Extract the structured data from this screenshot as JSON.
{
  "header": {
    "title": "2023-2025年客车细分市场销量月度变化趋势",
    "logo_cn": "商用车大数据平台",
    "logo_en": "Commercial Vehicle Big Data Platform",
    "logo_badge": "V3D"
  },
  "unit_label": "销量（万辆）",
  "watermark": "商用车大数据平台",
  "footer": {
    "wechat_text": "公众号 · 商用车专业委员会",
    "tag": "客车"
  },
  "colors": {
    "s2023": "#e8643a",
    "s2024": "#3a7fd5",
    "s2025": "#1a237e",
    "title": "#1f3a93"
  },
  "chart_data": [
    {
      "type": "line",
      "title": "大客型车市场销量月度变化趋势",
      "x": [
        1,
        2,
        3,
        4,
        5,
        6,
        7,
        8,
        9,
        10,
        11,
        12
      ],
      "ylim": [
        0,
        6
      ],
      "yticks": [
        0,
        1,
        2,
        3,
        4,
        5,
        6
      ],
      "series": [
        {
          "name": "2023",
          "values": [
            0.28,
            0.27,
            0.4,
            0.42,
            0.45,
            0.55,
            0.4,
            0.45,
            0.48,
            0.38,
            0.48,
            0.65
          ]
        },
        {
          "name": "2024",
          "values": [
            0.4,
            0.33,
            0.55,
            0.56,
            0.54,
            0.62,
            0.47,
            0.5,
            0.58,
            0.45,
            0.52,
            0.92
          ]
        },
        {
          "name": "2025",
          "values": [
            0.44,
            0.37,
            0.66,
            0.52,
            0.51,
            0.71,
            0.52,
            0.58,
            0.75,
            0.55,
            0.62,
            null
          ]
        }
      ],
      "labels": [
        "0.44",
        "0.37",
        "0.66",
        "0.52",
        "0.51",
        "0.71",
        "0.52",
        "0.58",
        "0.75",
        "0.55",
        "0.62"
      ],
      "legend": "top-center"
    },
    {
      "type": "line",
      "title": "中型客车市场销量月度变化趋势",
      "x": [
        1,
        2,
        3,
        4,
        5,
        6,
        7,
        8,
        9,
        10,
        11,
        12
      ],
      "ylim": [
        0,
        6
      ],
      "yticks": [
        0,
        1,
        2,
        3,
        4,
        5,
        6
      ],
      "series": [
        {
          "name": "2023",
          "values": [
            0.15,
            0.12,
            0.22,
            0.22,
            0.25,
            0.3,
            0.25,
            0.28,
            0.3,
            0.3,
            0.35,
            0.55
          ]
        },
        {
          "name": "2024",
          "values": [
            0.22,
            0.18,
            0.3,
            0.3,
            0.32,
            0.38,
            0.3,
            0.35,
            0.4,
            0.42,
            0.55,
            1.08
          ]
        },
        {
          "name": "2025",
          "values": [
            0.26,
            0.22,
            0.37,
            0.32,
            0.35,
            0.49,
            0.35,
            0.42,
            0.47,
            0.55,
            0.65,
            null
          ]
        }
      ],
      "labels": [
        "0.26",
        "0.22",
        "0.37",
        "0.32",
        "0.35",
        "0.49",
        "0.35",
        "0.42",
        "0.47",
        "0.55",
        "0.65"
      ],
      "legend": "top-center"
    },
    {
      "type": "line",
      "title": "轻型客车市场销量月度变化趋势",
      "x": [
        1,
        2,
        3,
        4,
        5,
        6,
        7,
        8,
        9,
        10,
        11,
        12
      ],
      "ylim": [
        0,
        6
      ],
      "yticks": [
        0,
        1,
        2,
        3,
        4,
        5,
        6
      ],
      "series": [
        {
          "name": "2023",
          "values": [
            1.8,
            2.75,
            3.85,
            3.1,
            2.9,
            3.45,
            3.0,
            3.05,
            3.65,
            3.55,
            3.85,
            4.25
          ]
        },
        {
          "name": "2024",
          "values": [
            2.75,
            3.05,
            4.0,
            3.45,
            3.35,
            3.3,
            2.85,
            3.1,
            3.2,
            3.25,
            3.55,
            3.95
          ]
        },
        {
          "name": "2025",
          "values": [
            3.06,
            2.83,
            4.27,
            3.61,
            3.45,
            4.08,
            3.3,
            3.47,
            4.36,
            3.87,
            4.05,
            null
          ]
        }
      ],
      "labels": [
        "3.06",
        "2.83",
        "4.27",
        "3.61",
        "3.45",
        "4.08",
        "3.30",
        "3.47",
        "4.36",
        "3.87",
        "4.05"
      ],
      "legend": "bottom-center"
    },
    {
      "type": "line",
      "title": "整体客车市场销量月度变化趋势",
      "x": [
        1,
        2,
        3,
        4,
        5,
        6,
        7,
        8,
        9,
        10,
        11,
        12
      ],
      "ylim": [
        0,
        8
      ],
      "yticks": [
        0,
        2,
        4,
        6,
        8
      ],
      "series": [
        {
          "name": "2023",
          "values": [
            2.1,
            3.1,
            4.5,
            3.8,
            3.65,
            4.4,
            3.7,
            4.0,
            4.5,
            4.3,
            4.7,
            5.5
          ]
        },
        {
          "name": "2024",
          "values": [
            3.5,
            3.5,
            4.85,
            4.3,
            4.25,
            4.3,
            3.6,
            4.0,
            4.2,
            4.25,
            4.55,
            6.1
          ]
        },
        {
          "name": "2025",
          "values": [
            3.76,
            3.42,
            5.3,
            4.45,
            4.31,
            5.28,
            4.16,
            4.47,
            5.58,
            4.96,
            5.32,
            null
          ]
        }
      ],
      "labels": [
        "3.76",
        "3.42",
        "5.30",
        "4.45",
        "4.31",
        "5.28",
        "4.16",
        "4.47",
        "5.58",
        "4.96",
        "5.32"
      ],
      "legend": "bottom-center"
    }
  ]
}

◆ **Set problem**:
In the records above, find each line holding "商用车大数据平台" and copy it.

◆ **Solution below**:
    "logo_cn": "商用车大数据平台",
  "watermark": "商用车大数据平台",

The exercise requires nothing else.